• **REQUIRED TASK**
Extract all lines containing "Electronic".
Start of PROVIDED DATA
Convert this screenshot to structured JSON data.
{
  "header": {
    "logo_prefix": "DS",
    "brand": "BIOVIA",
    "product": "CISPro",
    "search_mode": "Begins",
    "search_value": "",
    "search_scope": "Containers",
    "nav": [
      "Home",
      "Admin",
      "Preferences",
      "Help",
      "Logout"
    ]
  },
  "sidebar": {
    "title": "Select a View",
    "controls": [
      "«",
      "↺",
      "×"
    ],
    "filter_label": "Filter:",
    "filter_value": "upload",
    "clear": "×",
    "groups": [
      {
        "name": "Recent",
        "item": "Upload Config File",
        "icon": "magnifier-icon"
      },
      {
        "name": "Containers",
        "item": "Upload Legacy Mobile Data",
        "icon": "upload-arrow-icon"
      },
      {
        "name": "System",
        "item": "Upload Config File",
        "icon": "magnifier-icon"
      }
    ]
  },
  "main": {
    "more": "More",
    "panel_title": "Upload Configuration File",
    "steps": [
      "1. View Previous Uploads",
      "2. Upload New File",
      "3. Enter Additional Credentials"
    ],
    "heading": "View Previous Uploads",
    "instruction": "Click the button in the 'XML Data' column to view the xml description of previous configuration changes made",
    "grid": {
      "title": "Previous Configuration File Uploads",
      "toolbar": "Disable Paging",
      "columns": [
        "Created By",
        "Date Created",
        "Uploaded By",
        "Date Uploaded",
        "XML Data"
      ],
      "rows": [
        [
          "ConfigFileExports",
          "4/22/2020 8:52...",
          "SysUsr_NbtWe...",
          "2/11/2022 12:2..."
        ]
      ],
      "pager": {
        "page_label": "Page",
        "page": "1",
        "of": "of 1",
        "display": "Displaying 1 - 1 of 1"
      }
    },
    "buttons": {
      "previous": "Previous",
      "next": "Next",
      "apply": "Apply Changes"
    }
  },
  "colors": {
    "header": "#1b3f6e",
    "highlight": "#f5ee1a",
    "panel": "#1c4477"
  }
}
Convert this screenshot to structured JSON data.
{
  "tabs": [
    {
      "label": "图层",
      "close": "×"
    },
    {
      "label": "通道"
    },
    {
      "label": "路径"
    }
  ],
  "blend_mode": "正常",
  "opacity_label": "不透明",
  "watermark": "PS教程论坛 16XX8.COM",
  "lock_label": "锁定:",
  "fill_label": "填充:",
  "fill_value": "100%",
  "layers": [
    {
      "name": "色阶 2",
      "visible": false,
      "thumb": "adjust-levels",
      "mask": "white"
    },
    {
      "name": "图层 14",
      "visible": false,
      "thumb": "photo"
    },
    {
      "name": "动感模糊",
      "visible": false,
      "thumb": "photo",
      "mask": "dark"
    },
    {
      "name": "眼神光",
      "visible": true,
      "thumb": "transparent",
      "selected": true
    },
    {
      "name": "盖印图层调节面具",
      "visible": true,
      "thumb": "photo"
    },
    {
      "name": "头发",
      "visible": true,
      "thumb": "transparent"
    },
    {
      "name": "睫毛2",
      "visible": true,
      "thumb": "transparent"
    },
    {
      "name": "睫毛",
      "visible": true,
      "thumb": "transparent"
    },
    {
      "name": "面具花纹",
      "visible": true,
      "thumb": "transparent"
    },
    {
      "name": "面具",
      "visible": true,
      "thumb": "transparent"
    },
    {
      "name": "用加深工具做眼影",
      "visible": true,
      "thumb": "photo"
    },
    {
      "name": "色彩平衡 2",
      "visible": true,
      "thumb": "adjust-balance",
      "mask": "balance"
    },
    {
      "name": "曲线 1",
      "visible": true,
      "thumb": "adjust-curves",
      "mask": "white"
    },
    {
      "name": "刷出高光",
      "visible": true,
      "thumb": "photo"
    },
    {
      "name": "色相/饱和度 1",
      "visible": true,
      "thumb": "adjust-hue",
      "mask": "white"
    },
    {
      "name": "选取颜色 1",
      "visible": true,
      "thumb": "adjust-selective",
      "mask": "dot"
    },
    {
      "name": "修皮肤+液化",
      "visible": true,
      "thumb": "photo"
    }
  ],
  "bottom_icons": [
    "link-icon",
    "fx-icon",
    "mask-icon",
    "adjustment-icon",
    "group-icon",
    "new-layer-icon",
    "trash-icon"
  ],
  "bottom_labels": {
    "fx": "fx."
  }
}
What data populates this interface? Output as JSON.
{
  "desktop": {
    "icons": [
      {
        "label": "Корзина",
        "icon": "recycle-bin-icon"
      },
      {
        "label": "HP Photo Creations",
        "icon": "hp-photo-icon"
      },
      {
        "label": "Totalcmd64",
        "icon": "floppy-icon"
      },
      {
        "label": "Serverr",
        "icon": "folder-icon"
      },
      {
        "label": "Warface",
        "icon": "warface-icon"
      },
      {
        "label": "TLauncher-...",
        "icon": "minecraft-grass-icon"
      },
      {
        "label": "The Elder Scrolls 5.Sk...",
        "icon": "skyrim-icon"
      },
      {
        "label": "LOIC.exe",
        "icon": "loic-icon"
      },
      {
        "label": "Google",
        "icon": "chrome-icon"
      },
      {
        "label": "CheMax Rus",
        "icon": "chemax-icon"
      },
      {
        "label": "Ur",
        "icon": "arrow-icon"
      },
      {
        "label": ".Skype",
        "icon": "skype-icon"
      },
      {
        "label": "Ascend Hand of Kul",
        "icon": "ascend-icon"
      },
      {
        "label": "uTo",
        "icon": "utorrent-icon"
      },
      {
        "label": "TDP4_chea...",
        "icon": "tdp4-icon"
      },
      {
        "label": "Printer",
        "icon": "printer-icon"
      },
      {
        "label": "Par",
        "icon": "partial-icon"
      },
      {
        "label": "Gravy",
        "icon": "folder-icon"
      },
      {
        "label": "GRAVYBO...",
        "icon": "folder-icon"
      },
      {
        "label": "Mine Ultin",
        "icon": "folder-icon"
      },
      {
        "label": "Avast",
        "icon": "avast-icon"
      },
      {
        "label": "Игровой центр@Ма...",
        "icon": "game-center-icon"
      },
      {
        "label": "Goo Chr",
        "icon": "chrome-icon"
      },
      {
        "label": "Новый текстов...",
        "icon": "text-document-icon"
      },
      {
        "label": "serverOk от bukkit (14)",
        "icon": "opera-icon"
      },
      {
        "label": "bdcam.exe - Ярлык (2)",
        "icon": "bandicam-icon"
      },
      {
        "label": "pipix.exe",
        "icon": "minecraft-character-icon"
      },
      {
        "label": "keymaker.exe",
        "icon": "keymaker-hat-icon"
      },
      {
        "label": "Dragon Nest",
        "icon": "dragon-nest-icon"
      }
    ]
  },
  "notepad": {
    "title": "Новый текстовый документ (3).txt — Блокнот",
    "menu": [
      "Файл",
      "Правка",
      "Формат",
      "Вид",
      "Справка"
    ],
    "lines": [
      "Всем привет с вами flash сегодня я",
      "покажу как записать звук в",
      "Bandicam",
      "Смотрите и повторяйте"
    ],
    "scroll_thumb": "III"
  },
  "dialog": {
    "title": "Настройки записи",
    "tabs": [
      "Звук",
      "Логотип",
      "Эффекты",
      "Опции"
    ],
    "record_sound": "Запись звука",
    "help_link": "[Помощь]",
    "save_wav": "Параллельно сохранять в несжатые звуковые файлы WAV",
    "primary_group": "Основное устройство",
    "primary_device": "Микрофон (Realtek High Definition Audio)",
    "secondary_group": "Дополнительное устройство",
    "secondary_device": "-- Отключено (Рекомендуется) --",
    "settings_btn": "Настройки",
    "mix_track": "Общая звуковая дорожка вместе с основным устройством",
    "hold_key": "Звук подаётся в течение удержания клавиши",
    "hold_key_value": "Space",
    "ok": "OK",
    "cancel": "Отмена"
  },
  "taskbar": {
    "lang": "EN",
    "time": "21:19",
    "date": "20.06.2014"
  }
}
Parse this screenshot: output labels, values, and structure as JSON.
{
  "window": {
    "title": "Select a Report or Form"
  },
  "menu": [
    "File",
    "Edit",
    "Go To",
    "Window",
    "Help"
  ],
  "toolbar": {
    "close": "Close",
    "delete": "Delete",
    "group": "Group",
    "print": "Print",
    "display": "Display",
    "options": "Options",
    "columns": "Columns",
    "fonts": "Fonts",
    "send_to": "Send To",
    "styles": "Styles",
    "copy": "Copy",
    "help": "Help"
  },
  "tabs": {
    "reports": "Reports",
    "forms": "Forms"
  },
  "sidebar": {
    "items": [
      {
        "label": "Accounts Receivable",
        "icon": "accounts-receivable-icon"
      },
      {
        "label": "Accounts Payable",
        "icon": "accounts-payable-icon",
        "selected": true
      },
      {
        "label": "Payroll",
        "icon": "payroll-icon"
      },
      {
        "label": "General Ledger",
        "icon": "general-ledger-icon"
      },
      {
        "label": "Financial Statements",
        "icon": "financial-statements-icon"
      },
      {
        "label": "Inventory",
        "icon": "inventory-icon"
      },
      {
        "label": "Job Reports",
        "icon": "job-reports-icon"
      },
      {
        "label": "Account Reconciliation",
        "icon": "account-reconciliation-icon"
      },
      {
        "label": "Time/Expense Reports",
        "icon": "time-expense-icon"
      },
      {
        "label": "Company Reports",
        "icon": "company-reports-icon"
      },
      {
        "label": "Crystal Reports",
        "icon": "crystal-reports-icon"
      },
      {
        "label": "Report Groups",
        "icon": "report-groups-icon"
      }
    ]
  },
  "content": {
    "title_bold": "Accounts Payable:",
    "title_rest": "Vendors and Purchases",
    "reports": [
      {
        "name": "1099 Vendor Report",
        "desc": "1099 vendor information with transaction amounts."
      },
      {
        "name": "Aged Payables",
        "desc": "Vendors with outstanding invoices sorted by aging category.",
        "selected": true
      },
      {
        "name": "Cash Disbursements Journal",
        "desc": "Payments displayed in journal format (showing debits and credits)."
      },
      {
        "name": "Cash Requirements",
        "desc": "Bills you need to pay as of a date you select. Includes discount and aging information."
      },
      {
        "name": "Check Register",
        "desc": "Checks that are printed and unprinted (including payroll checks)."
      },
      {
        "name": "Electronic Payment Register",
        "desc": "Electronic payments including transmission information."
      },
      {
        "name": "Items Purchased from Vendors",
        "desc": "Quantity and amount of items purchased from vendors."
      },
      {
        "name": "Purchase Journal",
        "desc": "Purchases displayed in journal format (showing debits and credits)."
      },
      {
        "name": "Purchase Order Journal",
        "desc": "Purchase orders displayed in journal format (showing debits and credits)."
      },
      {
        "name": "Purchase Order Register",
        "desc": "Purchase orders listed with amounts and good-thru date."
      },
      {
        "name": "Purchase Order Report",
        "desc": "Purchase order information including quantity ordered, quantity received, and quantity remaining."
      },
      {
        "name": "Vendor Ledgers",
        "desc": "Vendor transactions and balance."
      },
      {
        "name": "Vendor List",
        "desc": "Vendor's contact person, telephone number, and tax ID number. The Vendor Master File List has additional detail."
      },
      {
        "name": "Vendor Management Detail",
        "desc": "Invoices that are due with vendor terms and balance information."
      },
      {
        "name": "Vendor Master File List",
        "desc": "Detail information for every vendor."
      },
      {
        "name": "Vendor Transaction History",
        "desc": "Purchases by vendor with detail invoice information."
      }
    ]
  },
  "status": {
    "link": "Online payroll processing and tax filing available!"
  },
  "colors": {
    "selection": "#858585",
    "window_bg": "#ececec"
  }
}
End of PROVIDED DATA
• **ANSWER FOR THIS EXERCISE**
        "name": "Electronic Payment Register",
        "desc": "Electronic payments including transmission information."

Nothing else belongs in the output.